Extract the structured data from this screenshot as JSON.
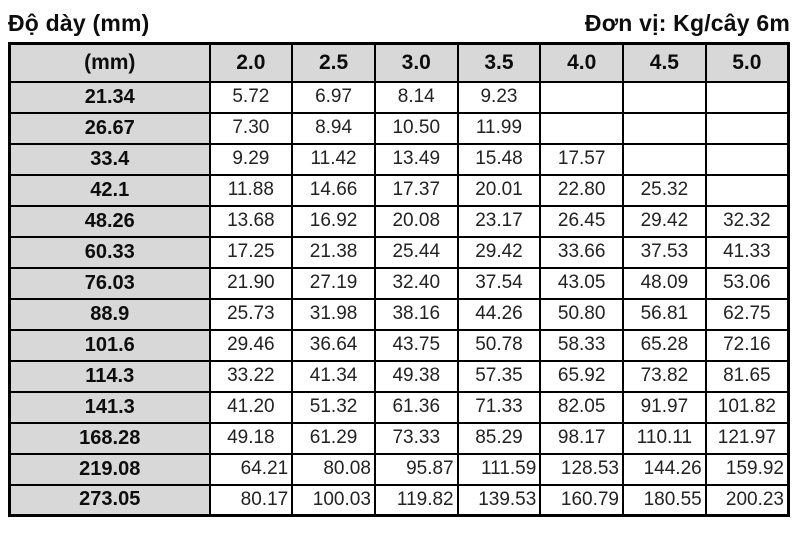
{
  "header": {
    "title_left": "Độ dày (mm)",
    "title_right": "Đơn vị: Kg/cây 6m"
  },
  "table": {
    "corner_label": "(mm)",
    "thickness_headers": [
      "2.0",
      "2.5",
      "3.0",
      "3.5",
      "4.0",
      "4.5",
      "5.0"
    ],
    "rows": [
      {
        "diameter": "21.34",
        "values": [
          "5.72",
          "6.97",
          "8.14",
          "9.23",
          "",
          "",
          ""
        ]
      },
      {
        "diameter": "26.67",
        "values": [
          "7.30",
          "8.94",
          "10.50",
          "11.99",
          "",
          "",
          ""
        ]
      },
      {
        "diameter": "33.4",
        "values": [
          "9.29",
          "11.42",
          "13.49",
          "15.48",
          "17.57",
          "",
          ""
        ]
      },
      {
        "diameter": "42.1",
        "values": [
          "11.88",
          "14.66",
          "17.37",
          "20.01",
          "22.80",
          "25.32",
          ""
        ]
      },
      {
        "diameter": "48.26",
        "values": [
          "13.68",
          "16.92",
          "20.08",
          "23.17",
          "26.45",
          "29.42",
          "32.32"
        ]
      },
      {
        "diameter": "60.33",
        "values": [
          "17.25",
          "21.38",
          "25.44",
          "29.42",
          "33.66",
          "37.53",
          "41.33"
        ]
      },
      {
        "diameter": "76.03",
        "values": [
          "21.90",
          "27.19",
          "32.40",
          "37.54",
          "43.05",
          "48.09",
          "53.06"
        ]
      },
      {
        "diameter": "88.9",
        "values": [
          "25.73",
          "31.98",
          "38.16",
          "44.26",
          "50.80",
          "56.81",
          "62.75"
        ]
      },
      {
        "diameter": "101.6",
        "values": [
          "29.46",
          "36.64",
          "43.75",
          "50.78",
          "58.33",
          "65.28",
          "72.16"
        ]
      },
      {
        "diameter": "114.3",
        "values": [
          "33.22",
          "41.34",
          "49.38",
          "57.35",
          "65.92",
          "73.82",
          "81.65"
        ]
      },
      {
        "diameter": "141.3",
        "values": [
          "41.20",
          "51.32",
          "61.36",
          "71.33",
          "82.05",
          "91.97",
          "101.82"
        ]
      },
      {
        "diameter": "168.28",
        "values": [
          "49.18",
          "61.29",
          "73.33",
          "85.29",
          "98.17",
          "110.11",
          "121.97"
        ]
      },
      {
        "diameter": "219.08",
        "values": [
          "64.21",
          "80.08",
          "95.87",
          "111.59",
          "128.53",
          "144.26",
          "159.92"
        ]
      },
      {
        "diameter": "273.05",
        "values": [
          "80.17",
          "100.03",
          "119.82",
          "139.53",
          "160.79",
          "180.55",
          "200.23"
        ]
      }
    ]
  },
  "colors": {
    "header_cell_bg": "#d8d8d8",
    "data_cell_bg": "#ffffff",
    "border": "#000000",
    "text": "#111111"
  }
}
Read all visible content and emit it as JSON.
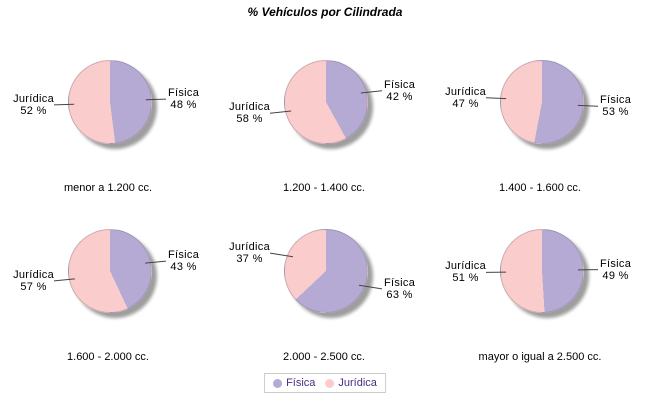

___

--- Given problem ---
Quote every record above exactly, omitting any pictures they contain.

--- Response to this task ---
Extract the structured data from this screenshot as JSON.
{
  "header": {
    "title_left": "Độ dày (mm)",
    "title_right": "Đơn vị: Kg/cây 6m"
  },
  "table": {
    "corner_label": "(mm)",
    "thickness_headers": [
      "2.0",
      "2.5",
      "3.0",
      "3.5",
      "4.0",
      "4.5",
      "5.0"
    ],
    "rows": [
      {
        "diameter": "21.34",
        "values": [
          "5.72",
          "6.97",
          "8.14",
          "9.23",
          "",
          "",
          ""
        ]
      },
      {
        "diameter": "26.67",
        "values": [
          "7.30",
          "8.94",
          "10.50",
          "11.99",
          "",
          "",
          ""
        ]
      },
      {
        "diameter": "33.4",
        "values": [
          "9.29",
          "11.42",
          "13.49",
          "15.48",
          "17.57",
          "",
          ""
        ]
      },
      {
        "diameter": "42.1",
        "values": [
          "11.88",
          "14.66",
          "17.37",
          "20.01",
          "22.80",
          "25.32",
          ""
        ]
      },
      {
        "diameter": "48.26",
        "values": [
          "13.68",
          "16.92",
          "20.08",
          "23.17",
          "26.45",
          "29.42",
          "32.32"
        ]
      },
      {
        "diameter": "60.33",
        "values": [
          "17.25",
          "21.38",
          "25.44",
          "29.42",
          "33.66",
          "37.53",
          "41.33"
        ]
      },
      {
        "diameter": "76.03",
        "values": [
          "21.90",
          "27.19",
          "32.40",
          "37.54",
          "43.05",
          "48.09",
          "53.06"
        ]
      },
      {
        "diameter": "88.9",
        "values": [
          "25.73",
          "31.98",
          "38.16",
          "44.26",
          "50.80",
          "56.81",
          "62.75"
        ]
      },
      {
        "diameter": "101.6",
        "values": [
          "29.46",
          "36.64",
          "43.75",
          "50.78",
          "58.33",
          "65.28",
          "72.16"
        ]
      },
      {
        "diameter": "114.3",
        "values": [
          "33.22",
          "41.34",
          "49.38",
          "57.35",
          "65.92",
          "73.82",
          "81.65"
        ]
      },
      {
        "diameter": "141.3",
        "values": [
          "41.20",
          "51.32",
          "61.36",
          "71.33",
          "82.05",
          "91.97",
          "101.82"
        ]
      },
      {
        "diameter": "168.28",
        "values": [
          "49.18",
          "61.29",
          "73.33",
          "85.29",
          "98.17",
          "110.11",
          "121.97"
        ]
      },
      {
        "diameter": "219.08",
        "values": [
          "64.21",
          "80.08",
          "95.87",
          "111.59",
          "128.53",
          "144.26",
          "159.92"
        ]
      },
      {
        "diameter": "273.05",
        "values": [
          "80.17",
          "100.03",
          "119.82",
          "139.53",
          "160.79",
          "180.55",
          "200.23"
        ]
      }
    ]
  },
  "colors": {
    "header_cell_bg": "#d8d8d8",
    "data_cell_bg": "#ffffff",
    "border": "#000000",
    "text": "#111111"
  }
}
Read all visible content and emit it as JSON.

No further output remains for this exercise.